TASK TO COMPLETE: Output the data below in full, byte for byte. Nothing may differ.

┌────────

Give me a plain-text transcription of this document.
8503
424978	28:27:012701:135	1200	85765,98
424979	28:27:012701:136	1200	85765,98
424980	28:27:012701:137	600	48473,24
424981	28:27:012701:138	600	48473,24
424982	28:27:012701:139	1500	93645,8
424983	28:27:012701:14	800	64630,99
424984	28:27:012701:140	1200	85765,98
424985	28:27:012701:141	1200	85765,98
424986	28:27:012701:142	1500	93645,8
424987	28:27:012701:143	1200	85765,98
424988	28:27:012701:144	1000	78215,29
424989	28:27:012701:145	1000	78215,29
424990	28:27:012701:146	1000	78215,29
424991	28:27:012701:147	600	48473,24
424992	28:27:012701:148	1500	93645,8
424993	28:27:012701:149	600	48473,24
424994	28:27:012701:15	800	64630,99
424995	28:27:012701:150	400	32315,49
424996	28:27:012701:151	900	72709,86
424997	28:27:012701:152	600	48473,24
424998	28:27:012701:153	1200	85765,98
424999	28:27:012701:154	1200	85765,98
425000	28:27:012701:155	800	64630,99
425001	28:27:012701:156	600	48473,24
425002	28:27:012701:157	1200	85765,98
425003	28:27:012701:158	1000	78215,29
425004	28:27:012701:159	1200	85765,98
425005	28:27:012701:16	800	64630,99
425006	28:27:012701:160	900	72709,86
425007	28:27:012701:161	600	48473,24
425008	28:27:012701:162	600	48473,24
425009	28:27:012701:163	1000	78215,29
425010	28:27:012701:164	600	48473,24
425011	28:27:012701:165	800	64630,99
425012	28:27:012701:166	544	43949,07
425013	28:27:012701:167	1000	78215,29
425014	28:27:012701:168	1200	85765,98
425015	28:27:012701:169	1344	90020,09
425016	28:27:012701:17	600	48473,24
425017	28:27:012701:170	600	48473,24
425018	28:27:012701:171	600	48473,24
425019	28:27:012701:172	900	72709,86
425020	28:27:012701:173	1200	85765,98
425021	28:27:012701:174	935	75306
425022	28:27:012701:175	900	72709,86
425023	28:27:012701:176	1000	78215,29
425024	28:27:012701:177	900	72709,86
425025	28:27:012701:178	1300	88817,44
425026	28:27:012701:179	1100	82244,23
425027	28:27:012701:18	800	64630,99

└────────

ANSWER TO THIS TASK:
Give me a plain-text transcription of this document.
8503
424978	28:27:012701:135	1200	85765,98
424979	28:27:012701:136	1200	85765,98
424980	28:27:012701:137	600	48473,24
424981	28:27:012701:138	600	48473,24
424982	28:27:012701:139	1500	93645,8
424983	28:27:012701:14	800	64630,99
424984	28:27:012701:140	1200	85765,98
424985	28:27:012701:141	1200	85765,98
424986	28:27:012701:142	1500	93645,8
424987	28:27:012701:143	1200	85765,98
424988	28:27:012701:144	1000	78215,29
424989	28:27:012701:145	1000	78215,29
424990	28:27:012701:146	1000	78215,29
424991	28:27:012701:147	600	48473,24
424992	28:27:012701:148	1500	93645,8
424993	28:27:012701:149	600	48473,24
424994	28:27:012701:15	800	64630,99
424995	28:27:012701:150	400	32315,49
424996	28:27:012701:151	900	72709,86
424997	28:27:012701:152	600	48473,24
424998	28:27:012701:153	1200	85765,98
424999	28:27:012701:154	1200	85765,98
425000	28:27:012701:155	800	64630,99
425001	28:27:012701:156	600	48473,24
425002	28:27:012701:157	1200	85765,98
425003	28:27:012701:158	1000	78215,29
425004	28:27:012701:159	1200	85765,98
425005	28:27:012701:16	800	64630,99
425006	28:27:012701:160	900	72709,86
425007	28:27:012701:161	600	48473,24
425008	28:27:012701:162	600	48473,24
425009	28:27:012701:163	1000	78215,29
425010	28:27:012701:164	600	48473,24
425011	28:27:012701:165	800	64630,99
425012	28:27:012701:166	544	43949,07
425013	28:27:012701:167	1000	78215,29
425014	28:27:012701:168	1200	85765,98
425015	28:27:012701:169	1344	90020,09
425016	28:27:012701:17	600	48473,24
425017	28:27:012701:170	600	48473,24
425018	28:27:012701:171	600	48473,24
425019	28:27:012701:172	900	72709,86
425020	28:27:012701:173	1200	85765,98
425021	28:27:012701:174	935	75306
425022	28:27:012701:175	900	72709,86
425023	28:27:012701:176	1000	78215,29
425024	28:27:012701:177	900	72709,86
425025	28:27:012701:178	1300	88817,44
425026	28:27:012701:179	1100	82244,23
425027	28:27:012701:18	800	64630,99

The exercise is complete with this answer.